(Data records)
════

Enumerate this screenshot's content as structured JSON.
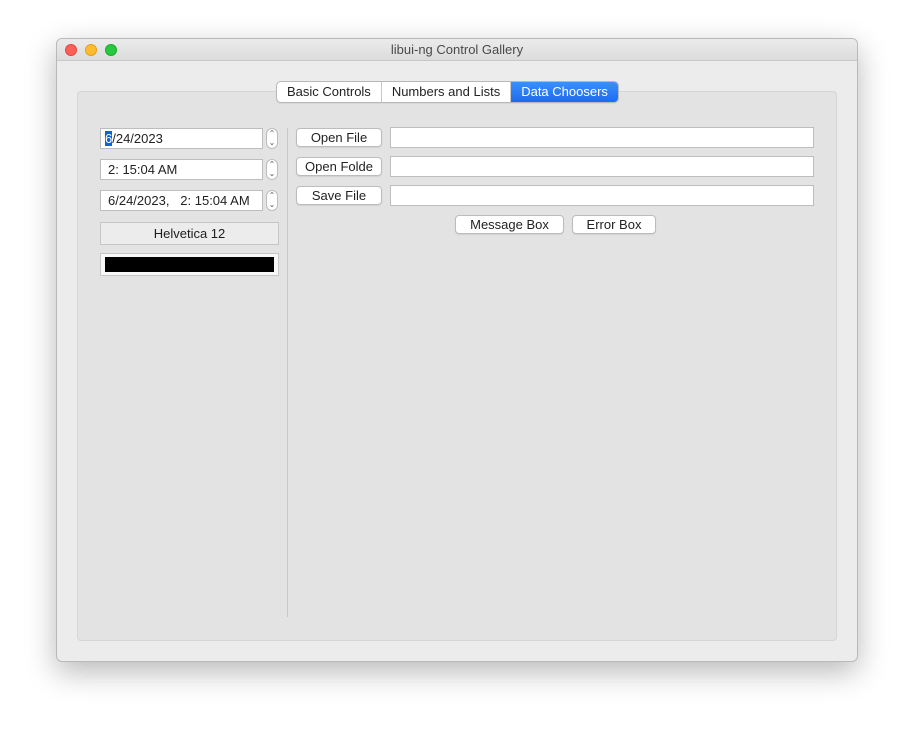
{
  "window": {
    "title": "libui-ng Control Gallery"
  },
  "tabs": [
    {
      "label": "Basic Controls",
      "active": false
    },
    {
      "label": "Numbers and Lists",
      "active": false
    },
    {
      "label": "Data Choosers",
      "active": true
    }
  ],
  "left": {
    "date_picker": {
      "selected_segment": "6",
      "rest": "/24/2023"
    },
    "time_picker": {
      "value": "2: 15:04 AM"
    },
    "datetime_picker": {
      "value": "6/24/2023,   2: 15:04 AM"
    },
    "font_button": {
      "label": "Helvetica 12"
    },
    "color_button": {
      "color": "#000000"
    }
  },
  "right": {
    "open_file_button": {
      "label": "Open File"
    },
    "open_file_entry": {
      "value": ""
    },
    "open_folder_button": {
      "label": "Open Folde"
    },
    "open_folder_entry": {
      "value": ""
    },
    "save_file_button": {
      "label": "Save File"
    },
    "save_file_entry": {
      "value": ""
    },
    "message_box_button": {
      "label": "Message Box"
    },
    "error_box_button": {
      "label": "Error Box"
    }
  },
  "colors": {
    "accent": "#1a6cf0",
    "selection": "#1160df"
  }
}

════

WHAT YOU HAVE TO DO: Write out each entry exactly as given, but skip the pictures.

ANSWER FOR THIS EXERCISE:
Enumerate this screenshot's content as structured JSON.
{
  "window": {
    "title": "libui-ng Control Gallery"
  },
  "tabs": [
    {
      "label": "Basic Controls",
      "active": false
    },
    {
      "label": "Numbers and Lists",
      "active": false
    },
    {
      "label": "Data Choosers",
      "active": true
    }
  ],
  "left": {
    "date_picker": {
      "selected_segment": "6",
      "rest": "/24/2023"
    },
    "time_picker": {
      "value": "2: 15:04 AM"
    },
    "datetime_picker": {
      "value": "6/24/2023,   2: 15:04 AM"
    },
    "font_button": {
      "label": "Helvetica 12"
    },
    "color_button": {
      "color": "#000000"
    }
  },
  "right": {
    "open_file_button": {
      "label": "Open File"
    },
    "open_file_entry": {
      "value": ""
    },
    "open_folder_button": {
      "label": "Open Folde"
    },
    "open_folder_entry": {
      "value": ""
    },
    "save_file_button": {
      "label": "Save File"
    },
    "save_file_entry": {
      "value": ""
    },
    "message_box_button": {
      "label": "Message Box"
    },
    "error_box_button": {
      "label": "Error Box"
    }
  },
  "colors": {
    "accent": "#1a6cf0",
    "selection": "#1160df"
  }
}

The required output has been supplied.